# WORK TO DO:
Please print every record below exactly as it appears.

# RECORD SET:
#####

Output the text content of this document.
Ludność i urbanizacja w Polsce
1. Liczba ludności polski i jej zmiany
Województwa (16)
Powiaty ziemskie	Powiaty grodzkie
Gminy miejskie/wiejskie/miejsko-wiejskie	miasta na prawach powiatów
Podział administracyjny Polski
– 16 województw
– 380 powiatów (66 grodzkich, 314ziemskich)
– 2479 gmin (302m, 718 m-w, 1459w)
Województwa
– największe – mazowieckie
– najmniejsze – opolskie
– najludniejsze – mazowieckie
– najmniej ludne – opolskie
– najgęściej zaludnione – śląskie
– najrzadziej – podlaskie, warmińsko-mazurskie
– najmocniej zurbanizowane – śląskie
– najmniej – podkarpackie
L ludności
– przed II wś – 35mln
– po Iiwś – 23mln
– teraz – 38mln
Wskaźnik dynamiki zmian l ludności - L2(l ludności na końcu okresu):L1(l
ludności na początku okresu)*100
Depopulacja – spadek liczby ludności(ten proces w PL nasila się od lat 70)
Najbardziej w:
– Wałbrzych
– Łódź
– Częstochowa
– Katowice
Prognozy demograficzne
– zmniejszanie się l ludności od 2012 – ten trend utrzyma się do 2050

#####

# ANSWER:
Output the text content of this document.
Ludność i urbanizacja w Polsce
1. Liczba ludności polski i jej zmiany
Województwa (16)
Powiaty ziemskie	Powiaty grodzkie
Gminy miejskie/wiejskie/miejsko-wiejskie	miasta na prawach powiatów
Podział administracyjny Polski
– 16 województw
– 380 powiatów (66 grodzkich, 314ziemskich)
– 2479 gmin (302m, 718 m-w, 1459w)
Województwa
– największe – mazowieckie
– najmniejsze – opolskie
– najludniejsze – mazowieckie
– najmniej ludne – opolskie
– najgęściej zaludnione – śląskie
– najrzadziej – podlaskie, warmińsko-mazurskie
– najmocniej zurbanizowane – śląskie
– najmniej – podkarpackie
L ludności
– przed II wś – 35mln
– po Iiwś – 23mln
– teraz – 38mln
Wskaźnik dynamiki zmian l ludności - L2(l ludności na końcu okresu):L1(l
ludności na początku okresu)*100
Depopulacja – spadek liczby ludności(ten proces w PL nasila się od lat 70)
Najbardziej w:
– Wałbrzych
– Łódź
– Częstochowa
– Katowice
Prognozy demograficzne
– zmniejszanie się l ludności od 2012 – ten trend utrzyma się do 2050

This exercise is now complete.